(Figure record listings)
[Begin]
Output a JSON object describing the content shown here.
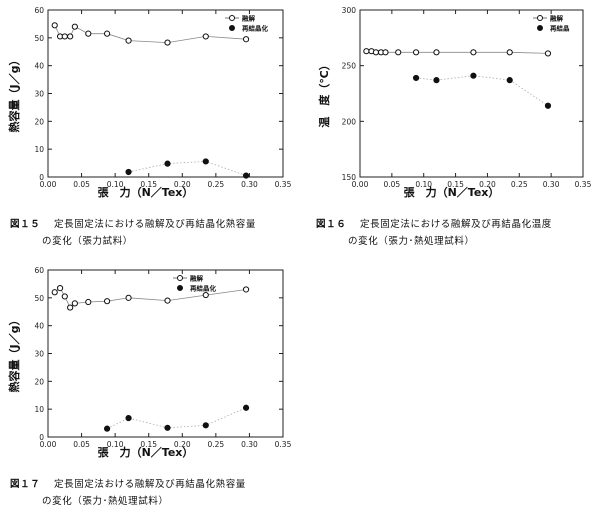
{
  "charts": [
    {
      "type": "scatter",
      "xlabel": "張　力（N／Tex）",
      "ylabel": "熱容量（J／g）",
      "xlim": [
        0,
        0.35
      ],
      "ylim": [
        0,
        60
      ],
      "xticks": [
        0.0,
        0.05,
        0.1,
        0.15,
        0.2,
        0.25,
        0.3,
        0.35
      ],
      "xtick_labels": [
        "0.00",
        "0.05",
        "0.10",
        "0.15",
        "0.20",
        "0.25",
        "0.30",
        "0.35"
      ],
      "yticks": [
        0,
        10,
        20,
        30,
        40,
        50,
        60
      ],
      "ytick_labels": [
        "0",
        "10",
        "20",
        "30",
        "40",
        "50",
        "60"
      ],
      "legend_position": "top-right",
      "series": [
        {
          "name": "融解",
          "marker": "open-circle",
          "x": [
            0.01,
            0.018,
            0.025,
            0.033,
            0.04,
            0.06,
            0.088,
            0.12,
            0.178,
            0.235,
            0.295
          ],
          "y": [
            54.5,
            50.5,
            50.5,
            50.5,
            54,
            51.5,
            51.5,
            49,
            48.3,
            50.5,
            49.5
          ]
        },
        {
          "name": "再結晶化",
          "marker": "filled-circle",
          "x": [
            0.12,
            0.178,
            0.235,
            0.295
          ],
          "y": [
            1.8,
            4.8,
            5.6,
            0.5
          ]
        }
      ],
      "caption_number": "図１５",
      "caption_line1": "定長固定法における融解及び再結晶化熱容量",
      "caption_line2": "の変化（張力試料）"
    },
    {
      "type": "scatter",
      "xlabel": "張　力（N／Tex）",
      "ylabel": "温　度（℃）",
      "xlim": [
        0,
        0.35
      ],
      "ylim": [
        150,
        300
      ],
      "xticks": [
        0.0,
        0.05,
        0.1,
        0.15,
        0.2,
        0.25,
        0.3,
        0.35
      ],
      "xtick_labels": [
        "0.00",
        "0.05",
        "0.10",
        "0.15",
        "0.20",
        "0.25",
        "0.30",
        "0.35"
      ],
      "yticks": [
        150,
        200,
        250,
        300
      ],
      "ytick_labels": [
        "150",
        "200",
        "250",
        "300"
      ],
      "legend_position": "top-right",
      "series": [
        {
          "name": "融解",
          "marker": "open-circle",
          "x": [
            0.01,
            0.018,
            0.025,
            0.033,
            0.04,
            0.06,
            0.088,
            0.12,
            0.178,
            0.235,
            0.295
          ],
          "y": [
            263,
            263,
            262,
            262,
            262,
            262,
            262,
            262,
            262,
            262,
            261
          ]
        },
        {
          "name": "再結晶",
          "marker": "filled-circle",
          "x": [
            0.088,
            0.12,
            0.178,
            0.235,
            0.295
          ],
          "y": [
            239,
            237,
            241,
            237,
            214
          ]
        }
      ],
      "caption_number": "図１６",
      "caption_line1": "定長固定法における融解及び再結晶化温度",
      "caption_line2": "の変化（張力･熱処理試料）"
    },
    {
      "type": "scatter",
      "xlabel": "張　力（N／Tex）",
      "ylabel": "熱容量（J／g）",
      "xlim": [
        0,
        0.35
      ],
      "ylim": [
        0,
        60
      ],
      "xticks": [
        0.0,
        0.05,
        0.1,
        0.15,
        0.2,
        0.25,
        0.3,
        0.35
      ],
      "xtick_labels": [
        "0.00",
        "0.05",
        "0.10",
        "0.15",
        "0.20",
        "0.25",
        "0.30",
        "0.35"
      ],
      "yticks": [
        0,
        10,
        20,
        30,
        40,
        50,
        60
      ],
      "ytick_labels": [
        "0",
        "10",
        "20",
        "30",
        "40",
        "50",
        "60"
      ],
      "legend_position": "top-right",
      "series": [
        {
          "name": "融解",
          "marker": "open-circle",
          "x": [
            0.01,
            0.018,
            0.025,
            0.033,
            0.04,
            0.06,
            0.088,
            0.12,
            0.178,
            0.235,
            0.295
          ],
          "y": [
            52,
            53.5,
            50.5,
            46.5,
            48,
            48.5,
            48.8,
            50,
            49,
            51,
            53
          ]
        },
        {
          "name": "再結晶化",
          "marker": "filled-circle",
          "x": [
            0.088,
            0.12,
            0.178,
            0.235,
            0.295
          ],
          "y": [
            3,
            6.8,
            3.3,
            4.2,
            10.5
          ]
        }
      ],
      "caption_number": "図１７",
      "caption_line1": "定長固定法おける融解及び再結晶化熱容量",
      "caption_line2": "の変化（張力･熱処理試料）"
    }
  ]
}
[End]
> Your task: Please write out all of the material above without changing a word, and omit any pictures.

> Solved exercise:
Output a JSON object describing the content shown here.
{
  "charts": [
    {
      "type": "scatter",
      "xlabel": "張　力（N／Tex）",
      "ylabel": "熱容量（J／g）",
      "xlim": [
        0,
        0.35
      ],
      "ylim": [
        0,
        60
      ],
      "xticks": [
        0.0,
        0.05,
        0.1,
        0.15,
        0.2,
        0.25,
        0.3,
        0.35
      ],
      "xtick_labels": [
        "0.00",
        "0.05",
        "0.10",
        "0.15",
        "0.20",
        "0.25",
        "0.30",
        "0.35"
      ],
      "yticks": [
        0,
        10,
        20,
        30,
        40,
        50,
        60
      ],
      "ytick_labels": [
        "0",
        "10",
        "20",
        "30",
        "40",
        "50",
        "60"
      ],
      "legend_position": "top-right",
      "series": [
        {
          "name": "融解",
          "marker": "open-circle",
          "x": [
            0.01,
            0.018,
            0.025,
            0.033,
            0.04,
            0.06,
            0.088,
            0.12,
            0.178,
            0.235,
            0.295
          ],
          "y": [
            54.5,
            50.5,
            50.5,
            50.5,
            54,
            51.5,
            51.5,
            49,
            48.3,
            50.5,
            49.5
          ]
        },
        {
          "name": "再結晶化",
          "marker": "filled-circle",
          "x": [
            0.12,
            0.178,
            0.235,
            0.295
          ],
          "y": [
            1.8,
            4.8,
            5.6,
            0.5
          ]
        }
      ],
      "caption_number": "図１５",
      "caption_line1": "定長固定法における融解及び再結晶化熱容量",
      "caption_line2": "の変化（張力試料）"
    },
    {
      "type": "scatter",
      "xlabel": "張　力（N／Tex）",
      "ylabel": "温　度（℃）",
      "xlim": [
        0,
        0.35
      ],
      "ylim": [
        150,
        300
      ],
      "xticks": [
        0.0,
        0.05,
        0.1,
        0.15,
        0.2,
        0.25,
        0.3,
        0.35
      ],
      "xtick_labels": [
        "0.00",
        "0.05",
        "0.10",
        "0.15",
        "0.20",
        "0.25",
        "0.30",
        "0.35"
      ],
      "yticks": [
        150,
        200,
        250,
        300
      ],
      "ytick_labels": [
        "150",
        "200",
        "250",
        "300"
      ],
      "legend_position": "top-right",
      "series": [
        {
          "name": "融解",
          "marker": "open-circle",
          "x": [
            0.01,
            0.018,
            0.025,
            0.033,
            0.04,
            0.06,
            0.088,
            0.12,
            0.178,
            0.235,
            0.295
          ],
          "y": [
            263,
            263,
            262,
            262,
            262,
            262,
            262,
            262,
            262,
            262,
            261
          ]
        },
        {
          "name": "再結晶",
          "marker": "filled-circle",
          "x": [
            0.088,
            0.12,
            0.178,
            0.235,
            0.295
          ],
          "y": [
            239,
            237,
            241,
            237,
            214
          ]
        }
      ],
      "caption_number": "図１６",
      "caption_line1": "定長固定法における融解及び再結晶化温度",
      "caption_line2": "の変化（張力･熱処理試料）"
    },
    {
      "type": "scatter",
      "xlabel": "張　力（N／Tex）",
      "ylabel": "熱容量（J／g）",
      "xlim": [
        0,
        0.35
      ],
      "ylim": [
        0,
        60
      ],
      "xticks": [
        0.0,
        0.05,
        0.1,
        0.15,
        0.2,
        0.25,
        0.3,
        0.35
      ],
      "xtick_labels": [
        "0.00",
        "0.05",
        "0.10",
        "0.15",
        "0.20",
        "0.25",
        "0.30",
        "0.35"
      ],
      "yticks": [
        0,
        10,
        20,
        30,
        40,
        50,
        60
      ],
      "ytick_labels": [
        "0",
        "10",
        "20",
        "30",
        "40",
        "50",
        "60"
      ],
      "legend_position": "top-right",
      "series": [
        {
          "name": "融解",
          "marker": "open-circle",
          "x": [
            0.01,
            0.018,
            0.025,
            0.033,
            0.04,
            0.06,
            0.088,
            0.12,
            0.178,
            0.235,
            0.295
          ],
          "y": [
            52,
            53.5,
            50.5,
            46.5,
            48,
            48.5,
            48.8,
            50,
            49,
            51,
            53
          ]
        },
        {
          "name": "再結晶化",
          "marker": "filled-circle",
          "x": [
            0.088,
            0.12,
            0.178,
            0.235,
            0.295
          ],
          "y": [
            3,
            6.8,
            3.3,
            4.2,
            10.5
          ]
        }
      ],
      "caption_number": "図１７",
      "caption_line1": "定長固定法おける融解及び再結晶化熱容量",
      "caption_line2": "の変化（張力･熱処理試料）"
    }
  ]
}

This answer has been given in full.